Documentfragment>
::::

Vakbonden FNV en VAWO, evenals het Landelijk Netwerk Vrouwelijke Hoogleraren (LNVH), creëerden een storm in een glas water. Maar liefst 40 procent van de universiteitsmedewerkers zou te maken hebben gehad met een 'onveilige werksituatie'. Oh jee, wát een drama! Dat dít zomaar kan in Nederland! 'Angstcultuur', '
dit is slechts het topje van de ijsberg', 'onacceptabel' en 'schokkend', waren de reacties. Niemand deed kennelijk ook maar enige moeite om die onderzoeken eens goed onder de loep te nemen en geloofde liever dat
universiteiten uit een soort
Mad Men-kantooromgeving bestaan.
Van de 54.475 universiteitsmedewerkers deden er 1.110 (haha) mee aan het onderzoek en zijn zij hoofdzakelijk werkzaam bij de sociale wetenschappen en geesteswetenschappen. Dat is natuurlijk al een big red flag, want daar zitten de paarsharige diversity-officers met hun bachelor in gender-studies en de 'wetenschap is kolonialisme' Gloria Wekker-types. Professionele slachtoffers dus.

::::

Opdracht A>
Geef uit het documentfragment letterlijk de passage weer die begint bij "Van de 54.475" en eindigt bij "Professionele slachtoffers dus.".
Het documentfragment en de rijen zijn los van elkaar staand materiaal.

Werkgegevens>

::::

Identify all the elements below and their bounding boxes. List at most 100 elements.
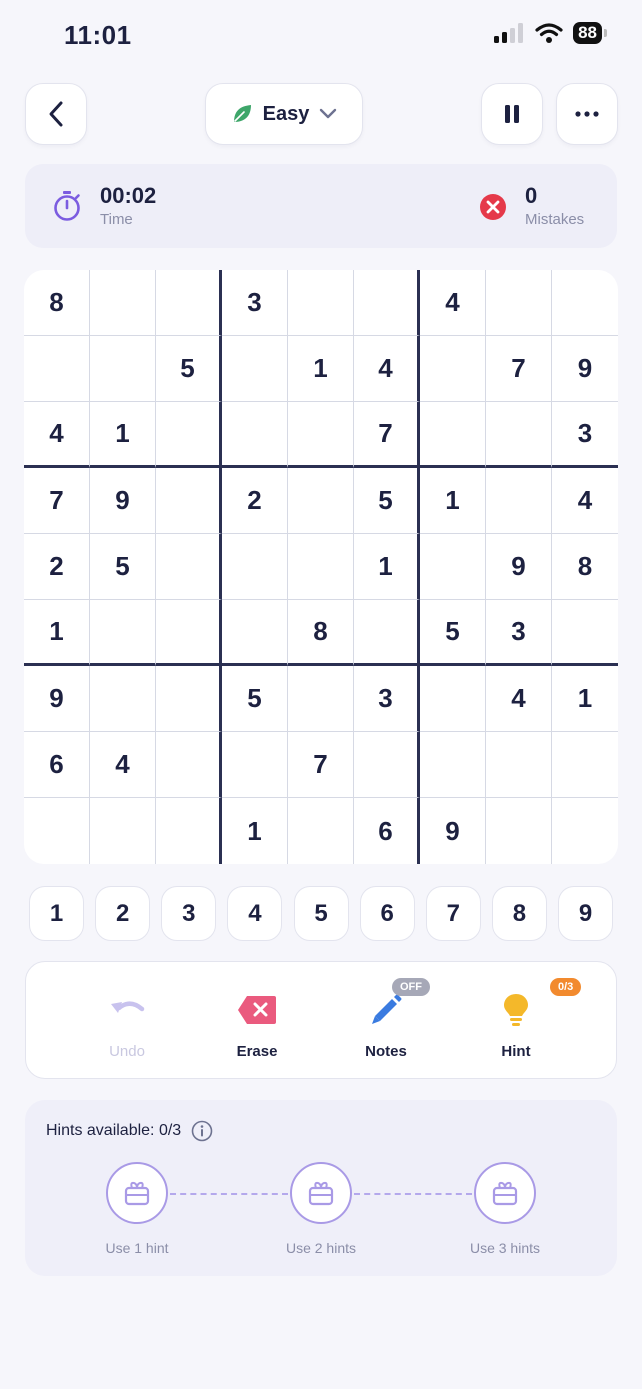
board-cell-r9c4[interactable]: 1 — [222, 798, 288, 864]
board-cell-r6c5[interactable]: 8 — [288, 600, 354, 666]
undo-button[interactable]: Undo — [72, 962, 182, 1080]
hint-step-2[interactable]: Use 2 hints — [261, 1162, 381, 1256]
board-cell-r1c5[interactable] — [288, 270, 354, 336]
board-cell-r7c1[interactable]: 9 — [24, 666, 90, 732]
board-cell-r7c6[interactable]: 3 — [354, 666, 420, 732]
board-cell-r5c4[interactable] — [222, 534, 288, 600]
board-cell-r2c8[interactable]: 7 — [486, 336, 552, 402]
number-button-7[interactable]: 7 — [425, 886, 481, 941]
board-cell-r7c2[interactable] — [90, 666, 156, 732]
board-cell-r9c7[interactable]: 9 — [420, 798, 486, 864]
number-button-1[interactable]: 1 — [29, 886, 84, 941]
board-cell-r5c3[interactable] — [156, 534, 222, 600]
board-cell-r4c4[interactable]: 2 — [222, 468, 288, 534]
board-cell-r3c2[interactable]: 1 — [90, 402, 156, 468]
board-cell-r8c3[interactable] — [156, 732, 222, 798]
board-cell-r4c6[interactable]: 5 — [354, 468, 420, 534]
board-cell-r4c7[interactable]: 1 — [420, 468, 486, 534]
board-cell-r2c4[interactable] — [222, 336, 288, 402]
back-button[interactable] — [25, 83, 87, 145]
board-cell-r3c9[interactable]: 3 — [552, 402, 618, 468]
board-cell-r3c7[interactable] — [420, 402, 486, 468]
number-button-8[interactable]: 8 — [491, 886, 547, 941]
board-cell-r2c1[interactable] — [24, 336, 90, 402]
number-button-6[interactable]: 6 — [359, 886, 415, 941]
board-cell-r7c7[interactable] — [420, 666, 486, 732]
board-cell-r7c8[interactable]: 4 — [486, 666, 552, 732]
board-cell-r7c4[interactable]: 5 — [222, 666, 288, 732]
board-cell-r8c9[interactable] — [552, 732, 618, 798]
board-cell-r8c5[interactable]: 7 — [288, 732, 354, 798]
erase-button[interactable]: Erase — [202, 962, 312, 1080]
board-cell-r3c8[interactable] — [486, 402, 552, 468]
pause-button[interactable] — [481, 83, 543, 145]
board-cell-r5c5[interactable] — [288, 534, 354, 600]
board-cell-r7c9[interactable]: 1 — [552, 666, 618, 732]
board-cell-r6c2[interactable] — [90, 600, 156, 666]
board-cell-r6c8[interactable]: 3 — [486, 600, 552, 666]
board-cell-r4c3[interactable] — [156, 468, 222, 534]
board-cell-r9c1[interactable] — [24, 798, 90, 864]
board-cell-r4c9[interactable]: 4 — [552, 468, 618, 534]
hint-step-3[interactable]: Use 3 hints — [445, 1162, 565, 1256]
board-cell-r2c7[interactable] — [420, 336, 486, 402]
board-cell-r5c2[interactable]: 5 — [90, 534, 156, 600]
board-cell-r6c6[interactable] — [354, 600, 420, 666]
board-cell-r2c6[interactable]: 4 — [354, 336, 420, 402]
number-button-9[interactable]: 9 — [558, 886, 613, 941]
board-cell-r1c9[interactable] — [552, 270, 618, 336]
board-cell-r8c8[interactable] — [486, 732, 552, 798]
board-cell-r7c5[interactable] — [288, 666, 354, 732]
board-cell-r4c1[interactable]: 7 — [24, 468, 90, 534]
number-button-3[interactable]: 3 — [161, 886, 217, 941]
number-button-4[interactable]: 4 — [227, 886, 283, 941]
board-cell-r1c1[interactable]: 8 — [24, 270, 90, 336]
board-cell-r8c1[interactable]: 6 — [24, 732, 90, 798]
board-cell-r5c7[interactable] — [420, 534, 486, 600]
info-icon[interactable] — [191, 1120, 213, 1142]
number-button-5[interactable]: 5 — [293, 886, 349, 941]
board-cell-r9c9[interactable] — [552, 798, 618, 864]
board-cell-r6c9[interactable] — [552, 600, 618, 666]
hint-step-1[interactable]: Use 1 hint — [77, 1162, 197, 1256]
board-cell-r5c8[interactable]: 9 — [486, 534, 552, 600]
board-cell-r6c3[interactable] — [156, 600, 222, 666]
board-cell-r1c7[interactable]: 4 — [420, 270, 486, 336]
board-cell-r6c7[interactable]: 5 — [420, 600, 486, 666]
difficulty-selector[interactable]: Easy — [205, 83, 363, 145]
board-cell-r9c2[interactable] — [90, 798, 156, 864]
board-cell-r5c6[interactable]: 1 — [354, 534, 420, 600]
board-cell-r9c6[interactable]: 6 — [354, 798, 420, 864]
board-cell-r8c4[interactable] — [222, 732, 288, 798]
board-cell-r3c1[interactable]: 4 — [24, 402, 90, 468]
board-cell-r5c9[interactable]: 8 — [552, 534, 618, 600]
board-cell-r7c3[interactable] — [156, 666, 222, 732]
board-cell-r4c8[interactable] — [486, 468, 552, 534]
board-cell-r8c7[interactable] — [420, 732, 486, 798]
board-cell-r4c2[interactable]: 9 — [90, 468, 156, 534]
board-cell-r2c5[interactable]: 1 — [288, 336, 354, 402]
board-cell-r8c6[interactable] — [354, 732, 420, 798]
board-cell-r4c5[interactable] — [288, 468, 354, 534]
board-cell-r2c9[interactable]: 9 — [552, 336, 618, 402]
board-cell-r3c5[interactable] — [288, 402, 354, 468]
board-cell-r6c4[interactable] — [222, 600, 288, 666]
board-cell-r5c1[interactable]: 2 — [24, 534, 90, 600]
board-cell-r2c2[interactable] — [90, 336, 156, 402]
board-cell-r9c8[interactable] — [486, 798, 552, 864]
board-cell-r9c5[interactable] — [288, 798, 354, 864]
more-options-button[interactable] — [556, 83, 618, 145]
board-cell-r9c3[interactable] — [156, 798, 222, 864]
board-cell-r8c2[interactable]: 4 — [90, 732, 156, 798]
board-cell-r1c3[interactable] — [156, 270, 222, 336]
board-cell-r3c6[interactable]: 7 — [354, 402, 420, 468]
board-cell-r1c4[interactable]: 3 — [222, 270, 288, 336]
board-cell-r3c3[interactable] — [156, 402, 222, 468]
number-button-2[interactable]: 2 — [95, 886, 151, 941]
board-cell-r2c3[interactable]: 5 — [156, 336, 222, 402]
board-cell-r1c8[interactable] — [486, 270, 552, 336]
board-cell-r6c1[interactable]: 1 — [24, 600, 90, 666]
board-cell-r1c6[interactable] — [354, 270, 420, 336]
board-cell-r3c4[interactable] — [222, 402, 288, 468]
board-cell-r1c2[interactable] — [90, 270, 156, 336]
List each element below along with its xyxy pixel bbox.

::::

Opdracht B>
Geef alstublieft uit de rijen letterlijk de regels terug, beginnend bij de regel met "board-cell-r9c4[interactable]: 1 —" en eindigend bij de regel met "board-cell-r7c1[interactable]: 9 —".

Juist resultaat A>
Van de 54.475 universiteitsmedewerkers deden er 1.110 (haha) mee aan het onderzoek en zijn zij hoofdzakelijk werkzaam bij de sociale wetenschappen en geesteswetenschappen. Dat is natuurlijk al een big red flag, want daar zitten de paarsharige diversity-officers met hun bachelor in gender-studies en de 'wetenschap is kolonialisme' Gloria Wekker-types. Professionele slachtoffers dus.

Juist resultaat B>
board-cell-r9c4[interactable]: 1 — [222, 798, 288, 864]
board-cell-r6c5[interactable]: 8 — [288, 600, 354, 666]
undo-button[interactable]: Undo — [72, 962, 182, 1080]
hint-step-2[interactable]: Use 2 hints — [261, 1162, 381, 1256]
board-cell-r1c5[interactable] — [288, 270, 354, 336]
board-cell-r7c1[interactable]: 9 — [24, 666, 90, 732]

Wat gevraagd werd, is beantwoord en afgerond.